Task prompt.
Return, verbatim and in full, the records that follow, but not their pictures.
• • • •
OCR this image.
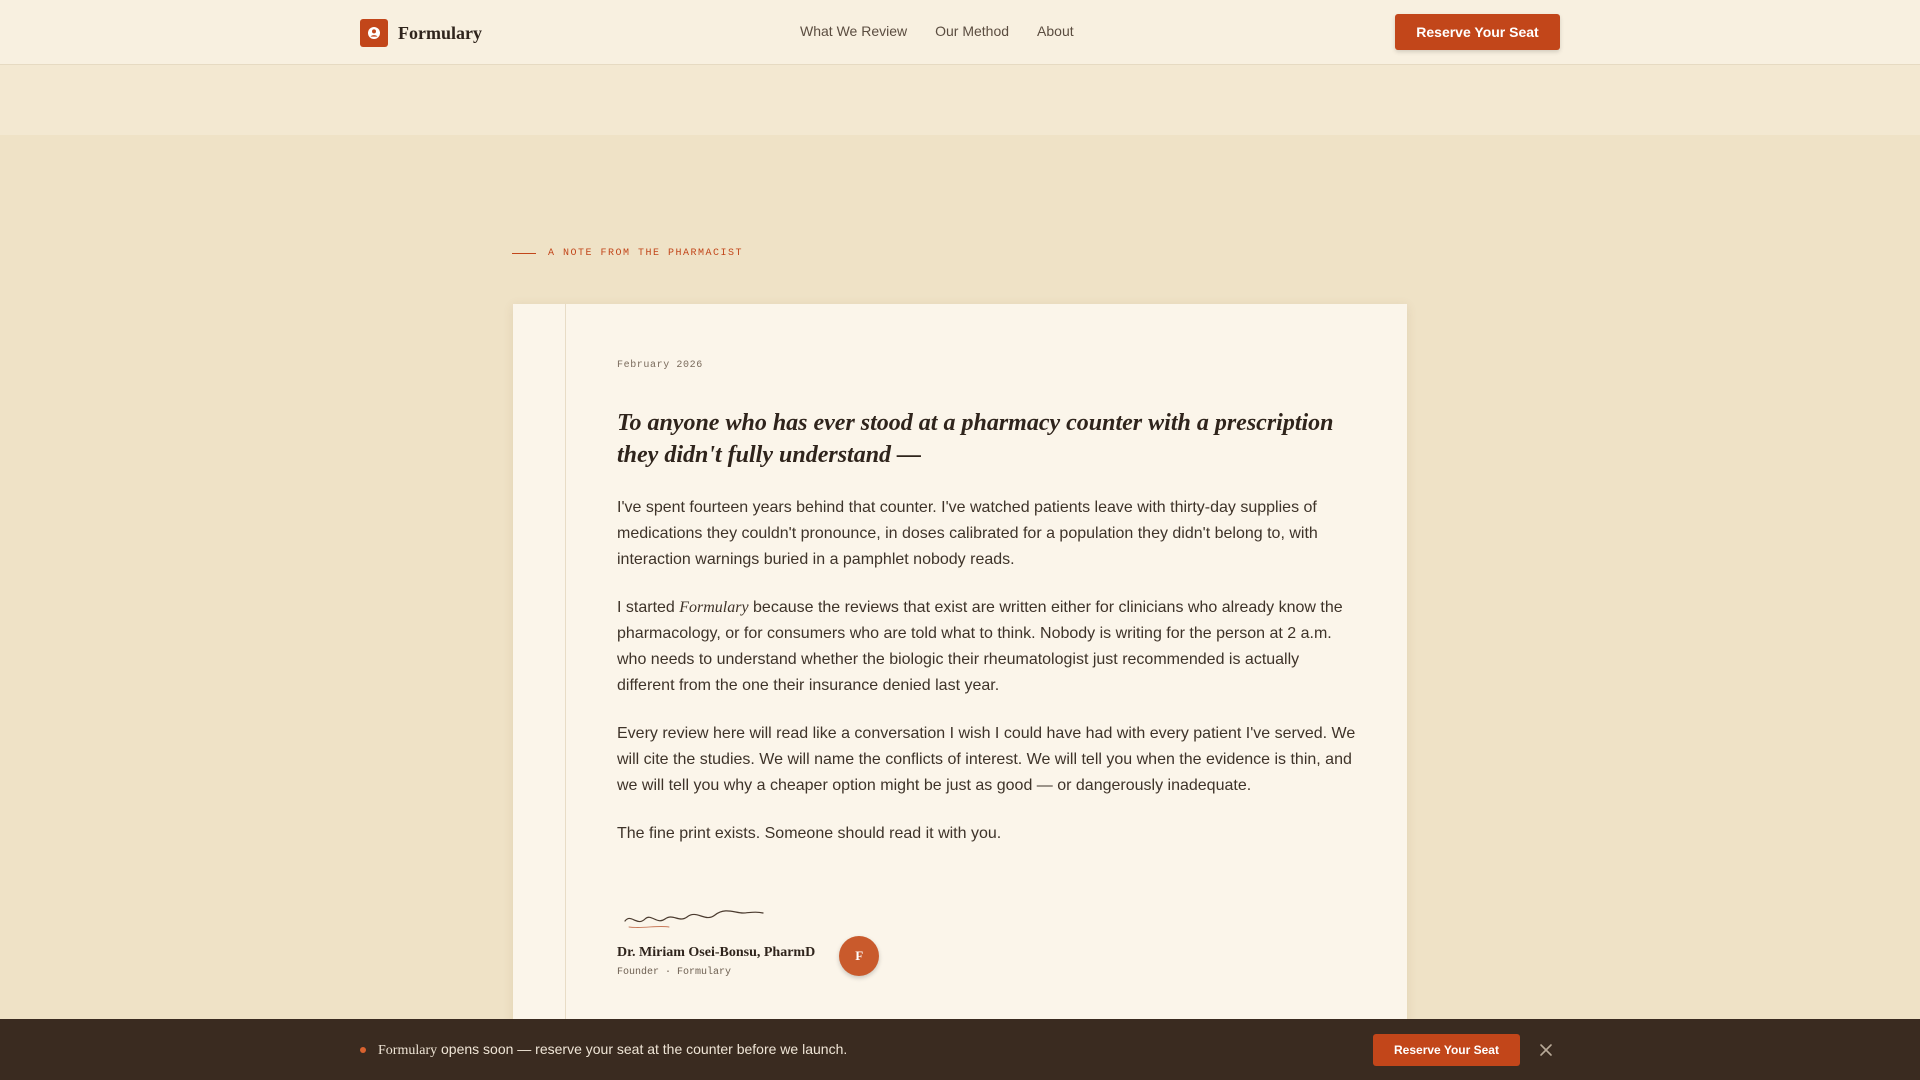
Formulary	What We Review Our Method About	Reserve Your Seat
A NOTE FROM THE PHARMACIST
February 2026
To anyone who has ever stood at a pharmacy counter with a prescription they didn't fully understand —

I've spent fourteen years behind that counter. I've watched patients leave with thirty-day supplies of medications they couldn't pronounce, in doses calibrated for a population they didn't belong to, with interaction warnings buried in a pamphlet nobody reads.

I started Formulary because the reviews that exist are written either for clinicians who already know the pharmacology, or for consumers who are told what to think. Nobody is writing for the person at 2 a.m. who needs to understand whether the biologic their rheumatologist just recommended is actually different from the one their insurance denied last year.

Every review here will read like a conversation I wish I could have had with every patient I've served. We will cite the studies. We will name the conflicts of interest. We will tell you when the evidence is thin, and we will tell you why a cheaper option might be just as good — or dangerously inadequate.

The fine print exists. Someone should read it with you.

Dr. Miriam Osei-Bonsu, PharmD
Founder · Formulary
F
Formulary opens soon — reserve your seat at the counter before we launch.	Reserve Your Seat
• • • •
Exercise output.
OCR this image.
Formulary	What We Review Our Method About	Reserve Your Seat
A NOTE FROM THE PHARMACIST
February 2026
To anyone who has ever stood at a pharmacy counter with a prescription they didn't fully understand —

I've spent fourteen years behind that counter. I've watched patients leave with thirty-day supplies of medications they couldn't pronounce, in doses calibrated for a population they didn't belong to, with interaction warnings buried in a pamphlet nobody reads.

I started Formulary because the reviews that exist are written either for clinicians who already know the pharmacology, or for consumers who are told what to think. Nobody is writing for the person at 2 a.m. who needs to understand whether the biologic their rheumatologist just recommended is actually different from the one their insurance denied last year.

Every review here will read like a conversation I wish I could have had with every patient I've served. We will cite the studies. We will name the conflicts of interest. We will tell you when the evidence is thin, and we will tell you why a cheaper option might be just as good — or dangerously inadequate.

The fine print exists. Someone should read it with you.

Dr. Miriam Osei-Bonsu, PharmD
Founder · Formulary
F
Formulary opens soon — reserve your seat at the counter before we launch.	Reserve Your Seat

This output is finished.